Below are some records. Count the lines with "JSON" in them and give nothing but the total.

-------- Given data

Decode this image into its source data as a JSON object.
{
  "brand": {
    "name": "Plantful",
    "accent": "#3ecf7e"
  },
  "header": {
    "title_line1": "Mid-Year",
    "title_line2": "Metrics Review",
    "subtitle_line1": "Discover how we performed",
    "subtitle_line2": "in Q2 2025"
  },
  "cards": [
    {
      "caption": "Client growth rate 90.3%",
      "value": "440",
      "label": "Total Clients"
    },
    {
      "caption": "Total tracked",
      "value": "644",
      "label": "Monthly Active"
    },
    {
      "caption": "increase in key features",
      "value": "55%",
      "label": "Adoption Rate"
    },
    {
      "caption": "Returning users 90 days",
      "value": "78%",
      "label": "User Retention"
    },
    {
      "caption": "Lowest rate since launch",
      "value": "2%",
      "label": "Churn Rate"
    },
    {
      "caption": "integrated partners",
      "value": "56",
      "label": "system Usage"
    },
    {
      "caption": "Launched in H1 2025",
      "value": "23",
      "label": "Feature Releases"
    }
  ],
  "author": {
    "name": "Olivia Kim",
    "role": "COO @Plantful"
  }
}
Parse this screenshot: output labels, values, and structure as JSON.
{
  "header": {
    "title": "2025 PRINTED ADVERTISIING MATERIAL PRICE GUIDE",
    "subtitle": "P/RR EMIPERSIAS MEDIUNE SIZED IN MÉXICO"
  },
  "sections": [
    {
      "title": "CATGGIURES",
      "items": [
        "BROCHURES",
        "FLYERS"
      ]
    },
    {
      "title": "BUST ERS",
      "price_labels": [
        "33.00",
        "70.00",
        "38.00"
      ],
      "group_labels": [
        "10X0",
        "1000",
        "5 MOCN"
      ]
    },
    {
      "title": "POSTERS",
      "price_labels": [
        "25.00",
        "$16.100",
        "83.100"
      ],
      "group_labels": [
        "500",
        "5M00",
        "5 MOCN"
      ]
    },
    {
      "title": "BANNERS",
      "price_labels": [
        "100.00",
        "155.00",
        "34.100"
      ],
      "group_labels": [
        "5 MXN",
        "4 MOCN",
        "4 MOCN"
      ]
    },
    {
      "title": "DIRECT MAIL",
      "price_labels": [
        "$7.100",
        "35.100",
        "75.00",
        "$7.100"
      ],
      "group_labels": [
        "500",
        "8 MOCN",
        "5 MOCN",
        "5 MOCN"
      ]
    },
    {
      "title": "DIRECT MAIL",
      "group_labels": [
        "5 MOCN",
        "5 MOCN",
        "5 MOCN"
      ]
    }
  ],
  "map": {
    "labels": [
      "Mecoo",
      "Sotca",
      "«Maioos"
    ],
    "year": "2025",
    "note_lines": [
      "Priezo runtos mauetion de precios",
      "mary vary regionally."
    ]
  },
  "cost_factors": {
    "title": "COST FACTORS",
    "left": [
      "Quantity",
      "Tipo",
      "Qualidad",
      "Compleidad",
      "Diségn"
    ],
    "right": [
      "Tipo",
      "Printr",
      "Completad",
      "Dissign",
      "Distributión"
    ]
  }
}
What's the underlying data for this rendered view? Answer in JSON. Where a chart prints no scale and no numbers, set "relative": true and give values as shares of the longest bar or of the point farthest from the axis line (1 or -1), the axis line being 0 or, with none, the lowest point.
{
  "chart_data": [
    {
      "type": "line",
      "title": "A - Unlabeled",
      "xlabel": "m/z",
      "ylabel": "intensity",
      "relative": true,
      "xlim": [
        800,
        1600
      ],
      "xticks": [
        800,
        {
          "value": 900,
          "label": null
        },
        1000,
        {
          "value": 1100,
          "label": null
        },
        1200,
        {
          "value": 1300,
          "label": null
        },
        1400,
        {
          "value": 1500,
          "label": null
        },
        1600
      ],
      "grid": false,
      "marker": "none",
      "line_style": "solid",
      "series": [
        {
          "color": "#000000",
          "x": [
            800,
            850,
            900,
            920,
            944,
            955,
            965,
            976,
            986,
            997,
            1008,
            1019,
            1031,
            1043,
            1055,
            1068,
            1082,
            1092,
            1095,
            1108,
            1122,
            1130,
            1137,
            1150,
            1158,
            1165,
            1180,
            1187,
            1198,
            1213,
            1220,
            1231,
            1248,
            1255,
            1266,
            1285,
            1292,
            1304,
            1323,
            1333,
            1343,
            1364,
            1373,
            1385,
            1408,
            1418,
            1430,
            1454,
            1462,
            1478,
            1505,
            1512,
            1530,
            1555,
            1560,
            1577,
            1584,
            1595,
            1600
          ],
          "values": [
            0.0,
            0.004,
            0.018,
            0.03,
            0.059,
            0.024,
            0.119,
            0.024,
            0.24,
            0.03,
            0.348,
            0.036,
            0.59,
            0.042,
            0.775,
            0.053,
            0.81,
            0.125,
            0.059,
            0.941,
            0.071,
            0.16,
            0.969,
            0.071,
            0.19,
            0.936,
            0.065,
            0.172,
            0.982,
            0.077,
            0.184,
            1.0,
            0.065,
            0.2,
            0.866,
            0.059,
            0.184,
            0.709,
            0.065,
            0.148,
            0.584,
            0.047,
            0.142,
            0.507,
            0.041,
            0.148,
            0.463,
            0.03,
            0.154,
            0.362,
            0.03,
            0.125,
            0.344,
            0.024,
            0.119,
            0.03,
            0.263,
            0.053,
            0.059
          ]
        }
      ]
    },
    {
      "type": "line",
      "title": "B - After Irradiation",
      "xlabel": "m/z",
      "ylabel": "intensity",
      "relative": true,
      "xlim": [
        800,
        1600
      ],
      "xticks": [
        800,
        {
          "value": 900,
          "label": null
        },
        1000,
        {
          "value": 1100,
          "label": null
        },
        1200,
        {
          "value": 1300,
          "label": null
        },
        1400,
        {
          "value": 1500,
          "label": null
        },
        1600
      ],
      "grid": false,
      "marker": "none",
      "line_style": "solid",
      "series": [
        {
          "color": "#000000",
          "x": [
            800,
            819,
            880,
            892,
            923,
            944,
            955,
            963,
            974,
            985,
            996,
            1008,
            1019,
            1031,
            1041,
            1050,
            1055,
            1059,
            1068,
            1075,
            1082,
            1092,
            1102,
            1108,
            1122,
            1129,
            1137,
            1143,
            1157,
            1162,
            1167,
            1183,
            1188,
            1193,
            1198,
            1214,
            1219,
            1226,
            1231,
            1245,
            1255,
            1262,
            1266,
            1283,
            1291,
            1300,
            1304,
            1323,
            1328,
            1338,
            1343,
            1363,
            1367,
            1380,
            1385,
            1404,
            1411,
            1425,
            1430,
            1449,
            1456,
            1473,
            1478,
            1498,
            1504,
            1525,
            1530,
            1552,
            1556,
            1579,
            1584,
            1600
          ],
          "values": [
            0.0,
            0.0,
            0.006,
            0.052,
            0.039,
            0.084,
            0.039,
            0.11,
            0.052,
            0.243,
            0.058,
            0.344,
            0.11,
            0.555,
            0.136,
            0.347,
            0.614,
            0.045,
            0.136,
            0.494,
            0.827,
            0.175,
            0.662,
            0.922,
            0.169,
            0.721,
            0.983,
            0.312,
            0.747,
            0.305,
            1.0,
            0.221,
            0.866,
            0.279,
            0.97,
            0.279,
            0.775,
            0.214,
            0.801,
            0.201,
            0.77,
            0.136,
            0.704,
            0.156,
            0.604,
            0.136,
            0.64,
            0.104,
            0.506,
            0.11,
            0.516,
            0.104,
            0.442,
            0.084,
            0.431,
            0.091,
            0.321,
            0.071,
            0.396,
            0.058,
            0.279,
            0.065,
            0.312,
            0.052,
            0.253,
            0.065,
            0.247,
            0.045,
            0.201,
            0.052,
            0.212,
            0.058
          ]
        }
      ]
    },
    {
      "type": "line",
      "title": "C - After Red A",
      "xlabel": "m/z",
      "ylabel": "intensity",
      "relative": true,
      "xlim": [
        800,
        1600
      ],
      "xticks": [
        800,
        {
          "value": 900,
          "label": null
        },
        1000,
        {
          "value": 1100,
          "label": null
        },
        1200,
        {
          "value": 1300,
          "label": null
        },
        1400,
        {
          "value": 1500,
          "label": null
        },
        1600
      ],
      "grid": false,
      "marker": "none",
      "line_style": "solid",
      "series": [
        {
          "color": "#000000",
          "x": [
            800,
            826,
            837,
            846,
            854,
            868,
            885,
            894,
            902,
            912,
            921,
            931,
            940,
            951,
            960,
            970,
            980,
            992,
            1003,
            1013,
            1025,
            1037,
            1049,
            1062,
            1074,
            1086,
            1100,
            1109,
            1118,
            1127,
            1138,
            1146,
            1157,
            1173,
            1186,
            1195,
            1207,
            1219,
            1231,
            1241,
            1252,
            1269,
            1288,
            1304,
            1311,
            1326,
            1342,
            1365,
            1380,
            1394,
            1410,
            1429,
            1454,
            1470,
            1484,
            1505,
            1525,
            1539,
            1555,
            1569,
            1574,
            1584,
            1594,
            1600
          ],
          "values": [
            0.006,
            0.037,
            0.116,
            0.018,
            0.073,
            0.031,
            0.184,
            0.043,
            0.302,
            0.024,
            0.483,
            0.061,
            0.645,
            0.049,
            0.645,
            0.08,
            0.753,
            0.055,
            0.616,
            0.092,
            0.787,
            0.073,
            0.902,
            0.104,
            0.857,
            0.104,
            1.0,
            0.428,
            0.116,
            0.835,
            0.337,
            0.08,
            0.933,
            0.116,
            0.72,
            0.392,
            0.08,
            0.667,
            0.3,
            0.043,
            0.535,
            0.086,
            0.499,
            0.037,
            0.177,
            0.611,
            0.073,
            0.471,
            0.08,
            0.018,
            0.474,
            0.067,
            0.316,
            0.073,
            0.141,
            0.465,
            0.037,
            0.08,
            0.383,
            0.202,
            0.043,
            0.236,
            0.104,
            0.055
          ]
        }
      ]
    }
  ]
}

----------------

▶ _Output_
3